- **Work to do**
Word for word, repeat the entries, minus the pictures.
/---
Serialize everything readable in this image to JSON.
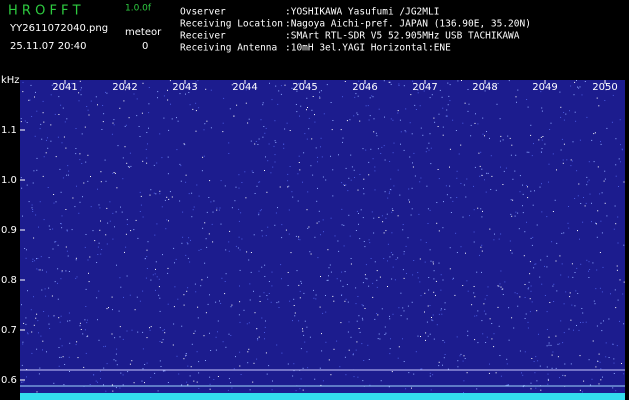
{
  "header": {
    "app_name": "H R O F F T",
    "version": "1.0.0f",
    "file_name": "YY2611072040.png",
    "timestamp": "25.11.07 20:40",
    "meteor_label": "meteor",
    "meteor_count": "0"
  },
  "info": [
    {
      "label": "Ovserver",
      "value": ":YOSHIKAWA Yasufumi /JG2MLI"
    },
    {
      "label": "Receiving Location",
      "value": ":Nagoya Aichi-pref. JAPAN (136.90E, 35.20N)"
    },
    {
      "label": "Receiver",
      "value": ":SMArt RTL-SDR V5 52.905MHz USB TACHIKAWA"
    },
    {
      "label": "Receiving Antenna",
      "value": ":10mH 3el.YAGI Horizontal:ENE"
    }
  ],
  "spectrogram": {
    "y_unit": "kHz",
    "ylim": [
      0.56,
      1.2
    ],
    "yticks": [
      1.1,
      {
        "value": 1,
        "label": "1.0"
      },
      0.9,
      0.8,
      0.7,
      0.6
    ],
    "xlim": [
      2040.25,
      2050.333
    ],
    "xticks": [
      2041,
      2042,
      2043,
      2044,
      2045,
      2046,
      2047,
      2048,
      2049,
      2050
    ]
  }
}
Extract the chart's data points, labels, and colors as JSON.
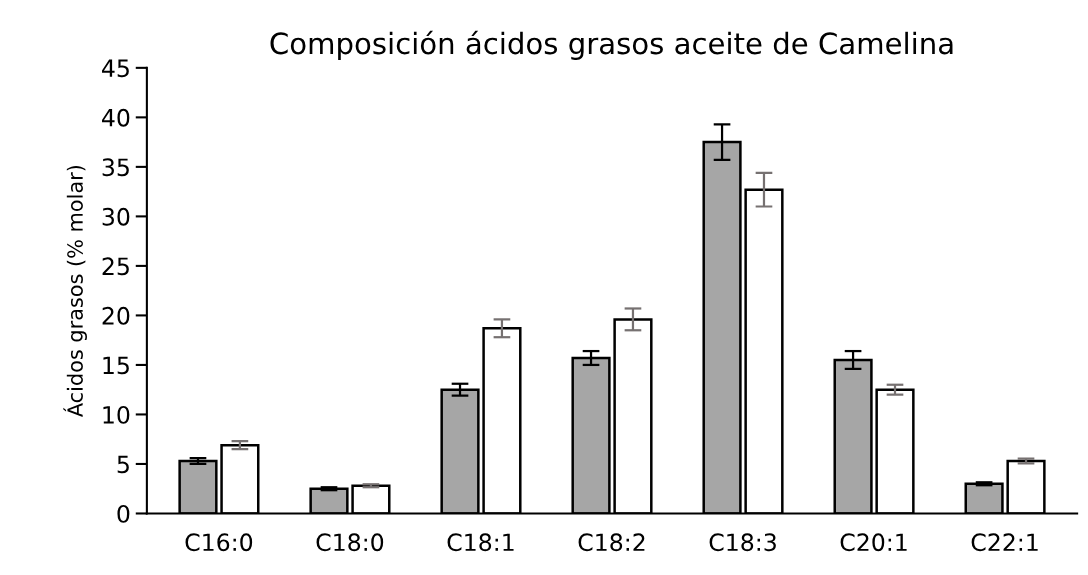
{
  "chart_data": {
    "type": "bar",
    "title": "Composición ácidos grasos aceite de Camelina",
    "ylabel": "Ácidos grasos (% molar)",
    "categories": [
      "C16:0",
      "C18:0",
      "C18:1",
      "C18:2",
      "C18:3",
      "C20:1",
      "C22:1"
    ],
    "series": [
      {
        "color": "#a6a6a6",
        "values": [
          5.3,
          2.5,
          12.5,
          15.7,
          37.5,
          15.5,
          3.0
        ],
        "errors": [
          0.3,
          0.15,
          0.6,
          0.7,
          1.8,
          0.9,
          0.15
        ]
      },
      {
        "color": "#ffffff",
        "values": [
          6.9,
          2.8,
          18.7,
          19.6,
          32.7,
          12.5,
          5.3
        ],
        "errors": [
          0.4,
          0.15,
          0.9,
          1.1,
          1.7,
          0.5,
          0.25
        ]
      }
    ],
    "ylim": [
      0,
      45
    ],
    "yticks": [
      0,
      5,
      10,
      15,
      20,
      25,
      30,
      35,
      40,
      45
    ],
    "grid": false,
    "legend": false
  }
}
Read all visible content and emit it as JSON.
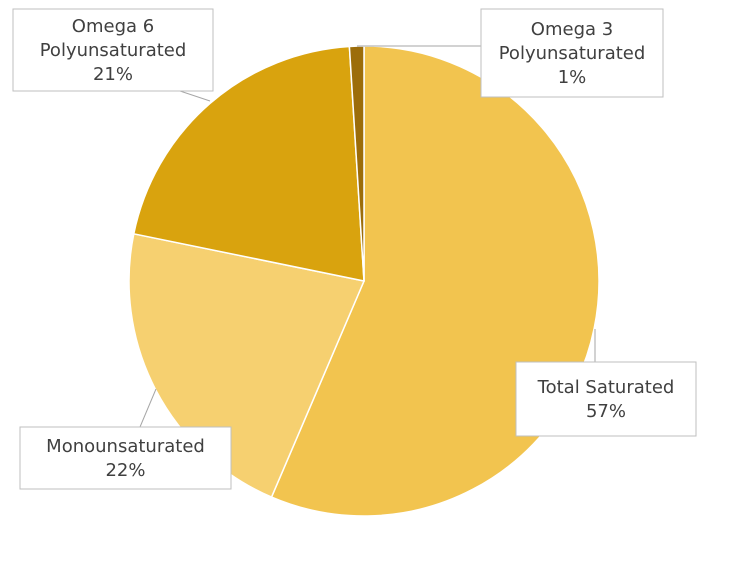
{
  "chart_data": {
    "type": "pie",
    "slices": [
      {
        "label_lines": [
          "Total Saturated"
        ],
        "value": 57,
        "value_label": "57%",
        "color": "#f2c44f"
      },
      {
        "label_lines": [
          "Monounsaturated"
        ],
        "value": 22,
        "value_label": "22%",
        "color": "#f6d070"
      },
      {
        "label_lines": [
          "Omega 6",
          "Polyunsaturated"
        ],
        "value": 21,
        "value_label": "21%",
        "color": "#d9a30e"
      },
      {
        "label_lines": [
          "Omega 3",
          "Polyunsaturated"
        ],
        "value": 1,
        "value_label": "1%",
        "color": "#9c6d0a"
      }
    ],
    "start_angle_deg": 0,
    "direction": "clockwise",
    "legend": "none"
  }
}
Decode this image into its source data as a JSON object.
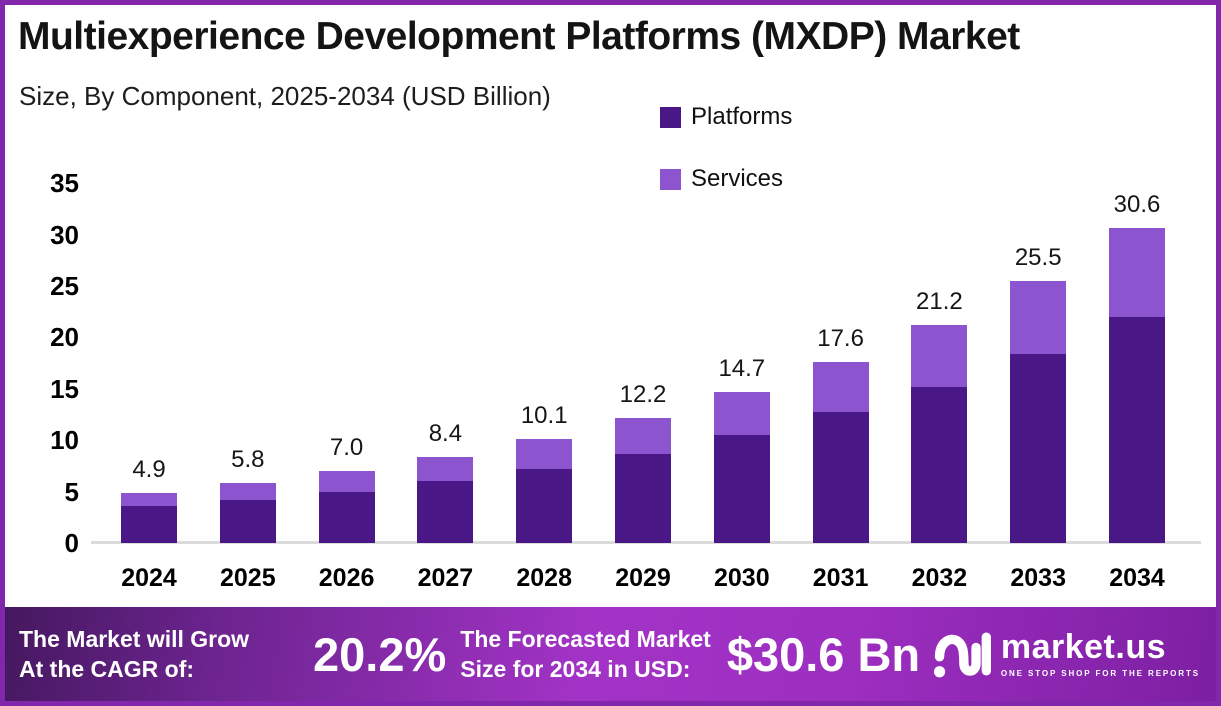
{
  "header": {
    "title": "Multiexperience Development Platforms (MXDP) Market",
    "subtitle": "Size, By Component, 2025-2034 (USD Billion)"
  },
  "colors": {
    "platforms": "#4A1786",
    "services": "#8C54CE",
    "border": "#8226AC",
    "baseline": "#DBDBDB"
  },
  "chart_data": {
    "type": "bar",
    "stacked": true,
    "title": "Multiexperience Development Platforms (MXDP) Market Size, By Component, 2025-2034 (USD Billion)",
    "categories": [
      "2024",
      "2025",
      "2026",
      "2027",
      "2028",
      "2029",
      "2030",
      "2031",
      "2032",
      "2033",
      "2034"
    ],
    "series": [
      {
        "name": "Platforms",
        "color": "#4A1786",
        "values": [
          3.6,
          4.2,
          5.0,
          6.0,
          7.2,
          8.7,
          10.5,
          12.7,
          15.2,
          18.4,
          22.0
        ]
      },
      {
        "name": "Services",
        "color": "#8C54CE",
        "values": [
          1.3,
          1.6,
          2.0,
          2.4,
          2.9,
          3.5,
          4.2,
          4.9,
          6.0,
          7.1,
          8.6
        ]
      }
    ],
    "totals": [
      4.9,
      5.8,
      7.0,
      8.4,
      10.1,
      12.2,
      14.7,
      17.6,
      21.2,
      25.5,
      30.6
    ],
    "total_labels": [
      "4.9",
      "5.8",
      "7.0",
      "8.4",
      "10.1",
      "12.2",
      "14.7",
      "17.6",
      "21.2",
      "25.5",
      "30.6"
    ],
    "xlabel": "",
    "ylabel": "",
    "y_ticks": [
      0,
      5,
      10,
      15,
      20,
      25,
      30,
      35
    ],
    "ylim": [
      0,
      35
    ],
    "grid": false,
    "legend_position": "top-right"
  },
  "footer": {
    "growth_text_line1": "The Market will Grow",
    "growth_text_line2": "At the CAGR of:",
    "cagr_value": "20.2%",
    "forecast_text_line1": "The Forecasted Market",
    "forecast_text_line2": "Size for 2034 in USD:",
    "forecast_value": "$30.6 Bn",
    "logo_text": "market.us",
    "logo_tagline": "ONE STOP SHOP FOR THE REPORTS"
  }
}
\---
- **Full output**
Serialize everything readable in this image to JSON.
{
  "header": {
    "app_name": "H R O F F T",
    "version": "1.0.0f",
    "file_name": "YY2611072040.png",
    "timestamp": "25.11.07 20:40",
    "meteor_label": "meteor",
    "meteor_count": "0"
  },
  "info": [
    {
      "label": "Ovserver",
      "value": ":YOSHIKAWA Yasufumi /JG2MLI"
    },
    {
      "label": "Receiving Location",
      "value": ":Nagoya Aichi-pref. JAPAN (136.90E, 35.20N)"
    },
    {
      "label": "Receiver",
      "value": ":SMArt RTL-SDR V5 52.905MHz USB TACHIKAWA"
    },
    {
      "label": "Receiving Antenna",
      "value": ":10mH 3el.YAGI Horizontal:ENE"
    }
  ],
  "spectrogram": {
    "y_unit": "kHz",
    "ylim": [
      0.56,
      1.2
    ],
    "yticks": [
      1.1,
      {
        "value": 1,
        "label": "1.0"
      },
      0.9,
      0.8,
      0.7,
      0.6
    ],
    "xlim": [
      2040.25,
      2050.333
    ],
    "xticks": [
      2041,
      2042,
      2043,
      2044,
      2045,
      2046,
      2047,
      2048,
      2049,
      2050
    ]
  }
}
Extract the chart's data points, labels, and colors as JSON.
{
  "chart_data": {
    "type": "bar",
    "title": "Composición ácidos grasos aceite de Camelina",
    "ylabel": "Ácidos grasos (% molar)",
    "categories": [
      "C16:0",
      "C18:0",
      "C18:1",
      "C18:2",
      "C18:3",
      "C20:1",
      "C22:1"
    ],
    "series": [
      {
        "color": "#a6a6a6",
        "values": [
          5.3,
          2.5,
          12.5,
          15.7,
          37.5,
          15.5,
          3.0
        ],
        "errors": [
          0.3,
          0.15,
          0.6,
          0.7,
          1.8,
          0.9,
          0.15
        ]
      },
      {
        "color": "#ffffff",
        "values": [
          6.9,
          2.8,
          18.7,
          19.6,
          32.7,
          12.5,
          5.3
        ],
        "errors": [
          0.4,
          0.15,
          0.9,
          1.1,
          1.7,
          0.5,
          0.25
        ]
      }
    ],
    "ylim": [
      0,
      45
    ],
    "yticks": [
      0,
      5,
      10,
      15,
      20,
      25,
      30,
      35,
      40,
      45
    ],
    "grid": false,
    "legend": false
  }
}
Read all visible content and emit it as JSON.
{
  "chart_data": {
    "type": "pie",
    "slices": [
      {
        "label_lines": [
          "Total Saturated"
        ],
        "value": 57,
        "value_label": "57%",
        "color": "#f2c44f"
      },
      {
        "label_lines": [
          "Monounsaturated"
        ],
        "value": 22,
        "value_label": "22%",
        "color": "#f6d070"
      },
      {
        "label_lines": [
          "Omega 6",
          "Polyunsaturated"
        ],
        "value": 21,
        "value_label": "21%",
        "color": "#d9a30e"
      },
      {
        "label_lines": [
          "Omega 3",
          "Polyunsaturated"
        ],
        "value": 1,
        "value_label": "1%",
        "color": "#9c6d0a"
      }
    ],
    "start_angle_deg": 0,
    "direction": "clockwise",
    "legend": "none"
  }
}
Decode this image into its source data as a JSON object.
{
  "header": {
    "title": "Multiexperience Development Platforms (MXDP) Market",
    "subtitle": "Size, By Component, 2025-2034 (USD Billion)"
  },
  "colors": {
    "platforms": "#4A1786",
    "services": "#8C54CE",
    "border": "#8226AC",
    "baseline": "#DBDBDB"
  },
  "chart_data": {
    "type": "bar",
    "stacked": true,
    "title": "Multiexperience Development Platforms (MXDP) Market Size, By Component, 2025-2034 (USD Billion)",
    "categories": [
      "2024",
      "2025",
      "2026",
      "2027",
      "2028",
      "2029",
      "2030",
      "2031",
      "2032",
      "2033",
      "2034"
    ],
    "series": [
      {
        "name": "Platforms",
        "color": "#4A1786",
        "values": [
          3.6,
          4.2,
          5.0,
          6.0,
          7.2,
          8.7,
          10.5,
          12.7,
          15.2,
          18.4,
          22.0
        ]
      },
      {
        "name": "Services",
        "color": "#8C54CE",
        "values": [
          1.3,
          1.6,
          2.0,
          2.4,
          2.9,
          3.5,
          4.2,
          4.9,
          6.0,
          7.1,
          8.6
        ]
      }
    ],
    "totals": [
      4.9,
      5.8,
      7.0,
      8.4,
      10.1,
      12.2,
      14.7,
      17.6,
      21.2,
      25.5,
      30.6
    ],
    "total_labels": [
      "4.9",
      "5.8",
      "7.0",
      "8.4",
      "10.1",
      "12.2",
      "14.7",
      "17.6",
      "21.2",
      "25.5",
      "30.6"
    ],
    "xlabel": "",
    "ylabel": "",
    "y_ticks": [
      0,
      5,
      10,
      15,
      20,
      25,
      30,
      35
    ],
    "ylim": [
      0,
      35
    ],
    "grid": false,
    "legend_position": "top-right"
  },
  "footer": {
    "growth_text_line1": "The Market will Grow",
    "growth_text_line2": "At the CAGR of:",
    "cagr_value": "20.2%",
    "forecast_text_line1": "The Forecasted Market",
    "forecast_text_line2": "Size for 2034 in USD:",
    "forecast_value": "$30.6 Bn",
    "logo_text": "market.us",
    "logo_tagline": "ONE STOP SHOP FOR THE REPORTS"
  }
}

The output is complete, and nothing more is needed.